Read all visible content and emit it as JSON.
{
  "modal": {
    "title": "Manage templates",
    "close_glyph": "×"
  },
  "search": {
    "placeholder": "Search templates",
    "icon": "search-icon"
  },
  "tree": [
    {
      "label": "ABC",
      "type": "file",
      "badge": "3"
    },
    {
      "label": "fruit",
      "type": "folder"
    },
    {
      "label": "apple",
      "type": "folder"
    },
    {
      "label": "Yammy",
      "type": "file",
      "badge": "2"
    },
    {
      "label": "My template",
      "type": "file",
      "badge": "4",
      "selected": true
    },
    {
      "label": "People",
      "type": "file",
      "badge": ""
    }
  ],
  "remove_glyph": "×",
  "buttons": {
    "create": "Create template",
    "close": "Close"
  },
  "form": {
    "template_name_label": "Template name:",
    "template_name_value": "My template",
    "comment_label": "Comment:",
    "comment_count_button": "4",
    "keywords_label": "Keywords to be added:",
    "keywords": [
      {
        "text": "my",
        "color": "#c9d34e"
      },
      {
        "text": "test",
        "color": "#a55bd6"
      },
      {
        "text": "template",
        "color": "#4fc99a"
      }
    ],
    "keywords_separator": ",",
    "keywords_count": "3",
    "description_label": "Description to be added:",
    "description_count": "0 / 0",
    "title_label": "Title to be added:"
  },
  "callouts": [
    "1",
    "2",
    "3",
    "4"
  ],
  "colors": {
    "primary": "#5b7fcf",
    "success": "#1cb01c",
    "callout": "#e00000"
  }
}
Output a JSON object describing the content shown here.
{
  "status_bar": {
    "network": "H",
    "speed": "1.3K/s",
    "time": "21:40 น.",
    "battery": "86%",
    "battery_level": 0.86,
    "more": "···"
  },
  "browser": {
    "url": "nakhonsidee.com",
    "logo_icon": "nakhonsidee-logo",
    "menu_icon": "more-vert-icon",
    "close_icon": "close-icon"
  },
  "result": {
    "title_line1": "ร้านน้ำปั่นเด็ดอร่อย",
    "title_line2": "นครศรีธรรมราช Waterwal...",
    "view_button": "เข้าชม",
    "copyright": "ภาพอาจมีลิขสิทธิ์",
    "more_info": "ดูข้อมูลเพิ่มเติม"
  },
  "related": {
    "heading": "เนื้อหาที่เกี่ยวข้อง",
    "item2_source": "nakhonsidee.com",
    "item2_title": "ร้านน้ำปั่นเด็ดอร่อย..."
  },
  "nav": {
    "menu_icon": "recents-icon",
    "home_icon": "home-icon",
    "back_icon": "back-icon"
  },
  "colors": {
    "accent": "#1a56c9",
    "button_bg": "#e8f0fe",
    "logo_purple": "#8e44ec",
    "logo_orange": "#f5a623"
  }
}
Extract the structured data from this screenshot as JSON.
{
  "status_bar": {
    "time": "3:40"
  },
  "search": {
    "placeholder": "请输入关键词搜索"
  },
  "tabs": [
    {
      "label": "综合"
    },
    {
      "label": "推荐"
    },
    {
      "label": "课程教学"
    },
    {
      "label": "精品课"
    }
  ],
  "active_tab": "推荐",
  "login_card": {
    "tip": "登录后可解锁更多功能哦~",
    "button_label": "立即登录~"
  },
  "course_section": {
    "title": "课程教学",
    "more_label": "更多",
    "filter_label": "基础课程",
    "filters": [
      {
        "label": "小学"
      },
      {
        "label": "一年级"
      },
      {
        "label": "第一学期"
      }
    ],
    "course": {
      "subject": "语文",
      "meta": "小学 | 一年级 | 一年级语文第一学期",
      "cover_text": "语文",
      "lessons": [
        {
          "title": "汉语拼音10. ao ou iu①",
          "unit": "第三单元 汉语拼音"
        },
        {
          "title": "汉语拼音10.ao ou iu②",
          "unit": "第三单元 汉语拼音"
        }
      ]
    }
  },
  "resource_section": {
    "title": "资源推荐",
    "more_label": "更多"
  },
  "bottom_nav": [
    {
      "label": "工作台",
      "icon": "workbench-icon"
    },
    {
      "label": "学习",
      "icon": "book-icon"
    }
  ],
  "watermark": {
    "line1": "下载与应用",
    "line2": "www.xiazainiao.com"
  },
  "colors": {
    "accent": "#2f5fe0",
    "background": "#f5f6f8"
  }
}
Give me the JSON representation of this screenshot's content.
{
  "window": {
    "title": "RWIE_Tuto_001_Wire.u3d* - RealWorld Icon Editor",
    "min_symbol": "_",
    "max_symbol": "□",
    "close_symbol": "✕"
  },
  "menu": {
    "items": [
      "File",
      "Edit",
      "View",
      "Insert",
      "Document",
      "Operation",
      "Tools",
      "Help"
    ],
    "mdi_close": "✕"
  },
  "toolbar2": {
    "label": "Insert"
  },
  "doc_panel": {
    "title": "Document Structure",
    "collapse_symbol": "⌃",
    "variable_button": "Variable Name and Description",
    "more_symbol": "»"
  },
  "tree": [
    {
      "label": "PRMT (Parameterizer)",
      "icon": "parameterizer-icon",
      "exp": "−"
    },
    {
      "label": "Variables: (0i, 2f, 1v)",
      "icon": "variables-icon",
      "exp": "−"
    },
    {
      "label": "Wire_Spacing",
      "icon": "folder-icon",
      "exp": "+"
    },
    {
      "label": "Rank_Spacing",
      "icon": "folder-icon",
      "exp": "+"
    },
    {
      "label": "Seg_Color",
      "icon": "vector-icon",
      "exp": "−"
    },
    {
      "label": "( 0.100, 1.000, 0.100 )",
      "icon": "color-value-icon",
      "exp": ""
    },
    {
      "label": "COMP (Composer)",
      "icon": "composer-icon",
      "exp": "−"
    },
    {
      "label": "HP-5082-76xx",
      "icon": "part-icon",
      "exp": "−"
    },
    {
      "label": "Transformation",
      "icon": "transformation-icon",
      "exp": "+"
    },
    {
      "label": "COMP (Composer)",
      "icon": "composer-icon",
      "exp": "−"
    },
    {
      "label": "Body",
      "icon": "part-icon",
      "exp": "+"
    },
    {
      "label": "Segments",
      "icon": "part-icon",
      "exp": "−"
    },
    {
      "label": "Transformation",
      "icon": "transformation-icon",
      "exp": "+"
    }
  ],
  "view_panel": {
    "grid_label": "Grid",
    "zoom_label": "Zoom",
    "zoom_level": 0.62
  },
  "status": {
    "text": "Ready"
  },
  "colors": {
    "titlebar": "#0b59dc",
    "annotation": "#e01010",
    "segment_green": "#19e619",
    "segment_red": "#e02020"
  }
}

********************

**TASK REQUIREMENTS:**
The entries above must be returned in full, exactly as shown.

**RESULT OF THIS EXERCISE:**
Read all visible content and emit it as JSON.
{
  "modal": {
    "title": "Manage templates",
    "close_glyph": "×"
  },
  "search": {
    "placeholder": "Search templates",
    "icon": "search-icon"
  },
  "tree": [
    {
      "label": "ABC",
      "type": "file",
      "badge": "3"
    },
    {
      "label": "fruit",
      "type": "folder"
    },
    {
      "label": "apple",
      "type": "folder"
    },
    {
      "label": "Yammy",
      "type": "file",
      "badge": "2"
    },
    {
      "label": "My template",
      "type": "file",
      "badge": "4",
      "selected": true
    },
    {
      "label": "People",
      "type": "file",
      "badge": ""
    }
  ],
  "remove_glyph": "×",
  "buttons": {
    "create": "Create template",
    "close": "Close"
  },
  "form": {
    "template_name_label": "Template name:",
    "template_name_value": "My template",
    "comment_label": "Comment:",
    "comment_count_button": "4",
    "keywords_label": "Keywords to be added:",
    "keywords": [
      {
        "text": "my",
        "color": "#c9d34e"
      },
      {
        "text": "test",
        "color": "#a55bd6"
      },
      {
        "text": "template",
        "color": "#4fc99a"
      }
    ],
    "keywords_separator": ",",
    "keywords_count": "3",
    "description_label": "Description to be added:",
    "description_count": "0 / 0",
    "title_label": "Title to be added:"
  },
  "callouts": [
    "1",
    "2",
    "3",
    "4"
  ],
  "colors": {
    "primary": "#5b7fcf",
    "success": "#1cb01c",
    "callout": "#e00000"
  }
}
Output a JSON object describing the content shown here.
{
  "status_bar": {
    "network": "H",
    "speed": "1.3K/s",
    "time": "21:40 น.",
    "battery": "86%",
    "battery_level": 0.86,
    "more": "···"
  },
  "browser": {
    "url": "nakhonsidee.com",
    "logo_icon": "nakhonsidee-logo",
    "menu_icon": "more-vert-icon",
    "close_icon": "close-icon"
  },
  "result": {
    "title_line1": "ร้านน้ำปั่นเด็ดอร่อย",
    "title_line2": "นครศรีธรรมราช Waterwal...",
    "view_button": "เข้าชม",
    "copyright": "ภาพอาจมีลิขสิทธิ์",
    "more_info": "ดูข้อมูลเพิ่มเติม"
  },
  "related": {
    "heading": "เนื้อหาที่เกี่ยวข้อง",
    "item2_source": "nakhonsidee.com",
    "item2_title": "ร้านน้ำปั่นเด็ดอร่อย..."
  },
  "nav": {
    "menu_icon": "recents-icon",
    "home_icon": "home-icon",
    "back_icon": "back-icon"
  },
  "colors": {
    "accent": "#1a56c9",
    "button_bg": "#e8f0fe",
    "logo_purple": "#8e44ec",
    "logo_orange": "#f5a623"
  }
}
Extract the structured data from this screenshot as JSON.
{
  "status_bar": {
    "time": "3:40"
  },
  "search": {
    "placeholder": "请输入关键词搜索"
  },
  "tabs": [
    {
      "label": "综合"
    },
    {
      "label": "推荐"
    },
    {
      "label": "课程教学"
    },
    {
      "label": "精品课"
    }
  ],
  "active_tab": "推荐",
  "login_card": {
    "tip": "登录后可解锁更多功能哦~",
    "button_label": "立即登录~"
  },
  "course_section": {
    "title": "课程教学",
    "more_label": "更多",
    "filter_label": "基础课程",
    "filters": [
      {
        "label": "小学"
      },
      {
        "label": "一年级"
      },
      {
        "label": "第一学期"
      }
    ],
    "course": {
      "subject": "语文",
      "meta": "小学 | 一年级 | 一年级语文第一学期",
      "cover_text": "语文",
      "lessons": [
        {
          "title": "汉语拼音10. ao ou iu①",
          "unit": "第三单元 汉语拼音"
        },
        {
          "title": "汉语拼音10.ao ou iu②",
          "unit": "第三单元 汉语拼音"
        }
      ]
    }
  },
  "resource_section": {
    "title": "资源推荐",
    "more_label": "更多"
  },
  "bottom_nav": [
    {
      "label": "工作台",
      "icon": "workbench-icon"
    },
    {
      "label": "学习",
      "icon": "book-icon"
    }
  ],
  "watermark": {
    "line1": "下载与应用",
    "line2": "www.xiazainiao.com"
  },
  "colors": {
    "accent": "#2f5fe0",
    "background": "#f5f6f8"
  }
}
Give me the JSON representation of this screenshot's content.
{
  "window": {
    "title": "RWIE_Tuto_001_Wire.u3d* - RealWorld Icon Editor",
    "min_symbol": "_",
    "max_symbol": "□",
    "close_symbol": "✕"
  },
  "menu": {
    "items": [
      "File",
      "Edit",
      "View",
      "Insert",
      "Document",
      "Operation",
      "Tools",
      "Help"
    ],
    "mdi_close": "✕"
  },
  "toolbar2": {
    "label": "Insert"
  },
  "doc_panel": {
    "title": "Document Structure",
    "collapse_symbol": "⌃",
    "variable_button": "Variable Name and Description",
    "more_symbol": "»"
  },
  "tree": [
    {
      "label": "PRMT (Parameterizer)",
      "icon": "parameterizer-icon",
      "exp": "−"
    },
    {
      "label": "Variables: (0i, 2f, 1v)",
      "icon": "variables-icon",
      "exp": "−"
    },
    {
      "label": "Wire_Spacing",
      "icon": "folder-icon",
      "exp": "+"
    },
    {
      "label": "Rank_Spacing",
      "icon": "folder-icon",
      "exp": "+"
    },
    {
      "label": "Seg_Color",
      "icon": "vector-icon",
      "exp": "−"
    },
    {
      "label": "( 0.100, 1.000, 0.100 )",
      "icon": "color-value-icon",
      "exp": ""
    },
    {
      "label": "COMP (Composer)",
      "icon": "composer-icon",
      "exp": "−"
    },
    {
      "label": "HP-5082-76xx",
      "icon": "part-icon",
      "exp": "−"
    },
    {
      "label": "Transformation",
      "icon": "transformation-icon",
      "exp": "+"
    },
    {
      "label": "COMP (Composer)",
      "icon": "composer-icon",
      "exp": "−"
    },
    {
      "label": "Body",
      "icon": "part-icon",
      "exp": "+"
    },
    {
      "label": "Segments",
      "icon": "part-icon",
      "exp": "−"
    },
    {
      "label": "Transformation",
      "icon": "transformation-icon",
      "exp": "+"
    }
  ],
  "view_panel": {
    "grid_label": "Grid",
    "zoom_label": "Zoom",
    "zoom_level": 0.62
  },
  "status": {
    "text": "Ready"
  },
  "colors": {
    "titlebar": "#0b59dc",
    "annotation": "#e01010",
    "segment_green": "#19e619",
    "segment_red": "#e02020"
  }
}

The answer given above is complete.